>> START DATASET RECORDS

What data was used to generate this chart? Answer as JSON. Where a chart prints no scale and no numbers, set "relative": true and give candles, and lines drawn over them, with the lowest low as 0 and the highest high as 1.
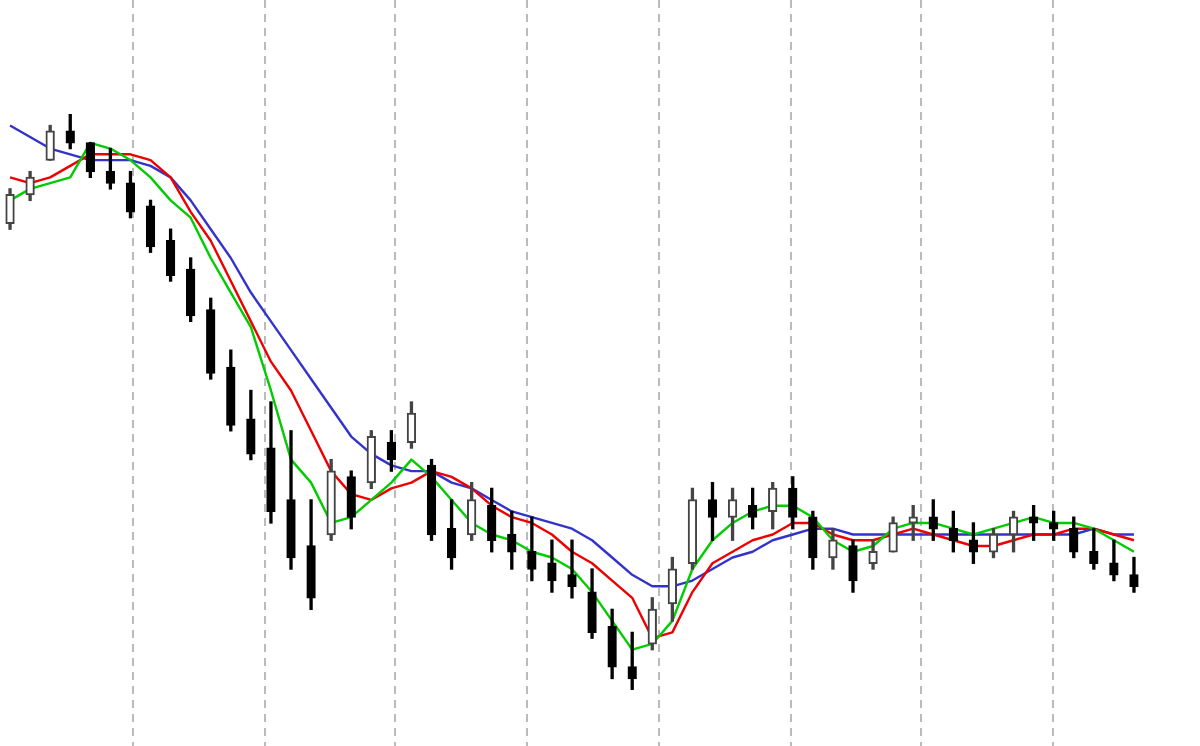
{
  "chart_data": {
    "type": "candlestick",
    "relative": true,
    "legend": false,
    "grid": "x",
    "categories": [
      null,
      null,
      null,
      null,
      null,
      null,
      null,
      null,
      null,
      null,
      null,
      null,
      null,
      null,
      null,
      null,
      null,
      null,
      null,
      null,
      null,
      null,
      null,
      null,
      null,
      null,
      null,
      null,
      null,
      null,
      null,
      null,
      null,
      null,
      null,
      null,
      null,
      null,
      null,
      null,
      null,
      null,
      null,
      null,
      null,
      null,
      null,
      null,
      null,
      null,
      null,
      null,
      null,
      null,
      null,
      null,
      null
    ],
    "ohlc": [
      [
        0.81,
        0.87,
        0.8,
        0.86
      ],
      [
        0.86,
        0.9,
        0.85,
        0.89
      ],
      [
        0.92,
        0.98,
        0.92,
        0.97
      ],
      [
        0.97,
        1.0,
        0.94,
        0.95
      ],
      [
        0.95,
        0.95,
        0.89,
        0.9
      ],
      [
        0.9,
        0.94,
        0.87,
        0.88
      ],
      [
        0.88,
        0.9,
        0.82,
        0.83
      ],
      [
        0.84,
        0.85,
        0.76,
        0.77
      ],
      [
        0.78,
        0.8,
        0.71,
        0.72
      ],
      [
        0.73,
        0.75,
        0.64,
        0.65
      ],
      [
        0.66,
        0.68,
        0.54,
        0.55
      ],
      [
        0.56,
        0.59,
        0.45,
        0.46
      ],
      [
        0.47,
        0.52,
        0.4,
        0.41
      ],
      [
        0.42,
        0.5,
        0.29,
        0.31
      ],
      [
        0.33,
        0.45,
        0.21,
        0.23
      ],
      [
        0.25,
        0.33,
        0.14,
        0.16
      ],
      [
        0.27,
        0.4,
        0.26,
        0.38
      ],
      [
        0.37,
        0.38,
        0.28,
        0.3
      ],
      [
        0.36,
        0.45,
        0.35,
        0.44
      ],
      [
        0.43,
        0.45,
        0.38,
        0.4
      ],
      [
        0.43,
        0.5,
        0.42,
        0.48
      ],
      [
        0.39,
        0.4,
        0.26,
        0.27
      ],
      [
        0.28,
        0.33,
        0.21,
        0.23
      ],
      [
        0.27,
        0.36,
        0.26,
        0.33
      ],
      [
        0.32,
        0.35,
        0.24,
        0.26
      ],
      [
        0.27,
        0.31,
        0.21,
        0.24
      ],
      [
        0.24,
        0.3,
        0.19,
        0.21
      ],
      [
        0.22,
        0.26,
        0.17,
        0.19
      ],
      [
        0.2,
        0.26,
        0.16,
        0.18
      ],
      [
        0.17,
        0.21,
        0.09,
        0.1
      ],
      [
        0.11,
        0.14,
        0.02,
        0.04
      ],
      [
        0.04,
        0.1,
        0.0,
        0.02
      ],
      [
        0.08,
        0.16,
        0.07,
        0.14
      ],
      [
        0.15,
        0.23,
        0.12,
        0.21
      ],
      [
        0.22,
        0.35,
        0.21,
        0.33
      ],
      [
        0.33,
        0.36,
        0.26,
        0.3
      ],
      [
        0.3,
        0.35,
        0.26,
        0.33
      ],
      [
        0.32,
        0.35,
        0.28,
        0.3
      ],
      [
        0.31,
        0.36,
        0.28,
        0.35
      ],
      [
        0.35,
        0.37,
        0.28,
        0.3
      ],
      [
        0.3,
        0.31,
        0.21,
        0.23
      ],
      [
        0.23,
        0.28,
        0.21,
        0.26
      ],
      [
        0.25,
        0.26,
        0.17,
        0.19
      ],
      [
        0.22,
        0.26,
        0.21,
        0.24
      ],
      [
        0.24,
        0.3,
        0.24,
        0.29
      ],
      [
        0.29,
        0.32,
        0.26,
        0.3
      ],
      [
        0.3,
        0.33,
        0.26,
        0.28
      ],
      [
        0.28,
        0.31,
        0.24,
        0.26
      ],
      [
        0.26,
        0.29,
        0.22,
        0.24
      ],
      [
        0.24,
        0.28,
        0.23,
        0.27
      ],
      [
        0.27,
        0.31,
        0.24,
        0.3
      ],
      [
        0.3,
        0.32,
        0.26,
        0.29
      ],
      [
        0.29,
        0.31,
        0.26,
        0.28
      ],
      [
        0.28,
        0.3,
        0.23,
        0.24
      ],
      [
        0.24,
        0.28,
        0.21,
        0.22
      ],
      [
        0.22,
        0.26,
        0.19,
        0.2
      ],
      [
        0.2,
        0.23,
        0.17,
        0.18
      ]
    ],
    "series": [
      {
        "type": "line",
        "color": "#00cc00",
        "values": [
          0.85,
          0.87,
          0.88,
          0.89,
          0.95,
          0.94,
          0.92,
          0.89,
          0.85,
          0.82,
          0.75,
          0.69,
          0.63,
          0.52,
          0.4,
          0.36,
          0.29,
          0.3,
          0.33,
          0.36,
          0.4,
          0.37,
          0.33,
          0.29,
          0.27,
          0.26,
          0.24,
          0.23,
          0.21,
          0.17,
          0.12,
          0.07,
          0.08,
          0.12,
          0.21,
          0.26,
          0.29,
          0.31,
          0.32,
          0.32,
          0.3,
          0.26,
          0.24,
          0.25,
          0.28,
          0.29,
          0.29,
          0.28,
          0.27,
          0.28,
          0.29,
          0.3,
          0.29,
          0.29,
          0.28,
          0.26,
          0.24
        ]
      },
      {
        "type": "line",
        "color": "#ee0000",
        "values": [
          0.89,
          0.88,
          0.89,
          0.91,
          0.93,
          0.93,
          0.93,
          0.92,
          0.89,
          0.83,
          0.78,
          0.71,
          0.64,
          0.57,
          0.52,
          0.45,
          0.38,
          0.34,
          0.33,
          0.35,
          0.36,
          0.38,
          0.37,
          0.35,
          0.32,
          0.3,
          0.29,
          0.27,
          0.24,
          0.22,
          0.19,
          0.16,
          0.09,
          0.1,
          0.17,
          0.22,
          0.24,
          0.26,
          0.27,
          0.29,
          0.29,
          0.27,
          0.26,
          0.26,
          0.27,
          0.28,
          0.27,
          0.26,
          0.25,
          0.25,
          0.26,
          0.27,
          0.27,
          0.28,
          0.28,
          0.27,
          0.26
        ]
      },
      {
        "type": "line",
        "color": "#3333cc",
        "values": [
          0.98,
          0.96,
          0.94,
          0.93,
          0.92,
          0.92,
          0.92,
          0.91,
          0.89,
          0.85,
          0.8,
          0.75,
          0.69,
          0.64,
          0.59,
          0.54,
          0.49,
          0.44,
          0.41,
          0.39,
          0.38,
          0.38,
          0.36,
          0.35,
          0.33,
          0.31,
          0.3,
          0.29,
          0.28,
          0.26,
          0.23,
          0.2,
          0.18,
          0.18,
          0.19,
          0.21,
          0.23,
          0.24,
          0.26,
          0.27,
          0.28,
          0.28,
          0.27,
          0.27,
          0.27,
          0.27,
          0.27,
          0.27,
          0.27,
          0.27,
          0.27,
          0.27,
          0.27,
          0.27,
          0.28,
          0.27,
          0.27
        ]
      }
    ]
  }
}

>> END DATASET RECORDS

→ **TASK**: Your answer should be one number: how many lines in the material above contain the string "relative".

→ **EXERCISE ANSWER**: 2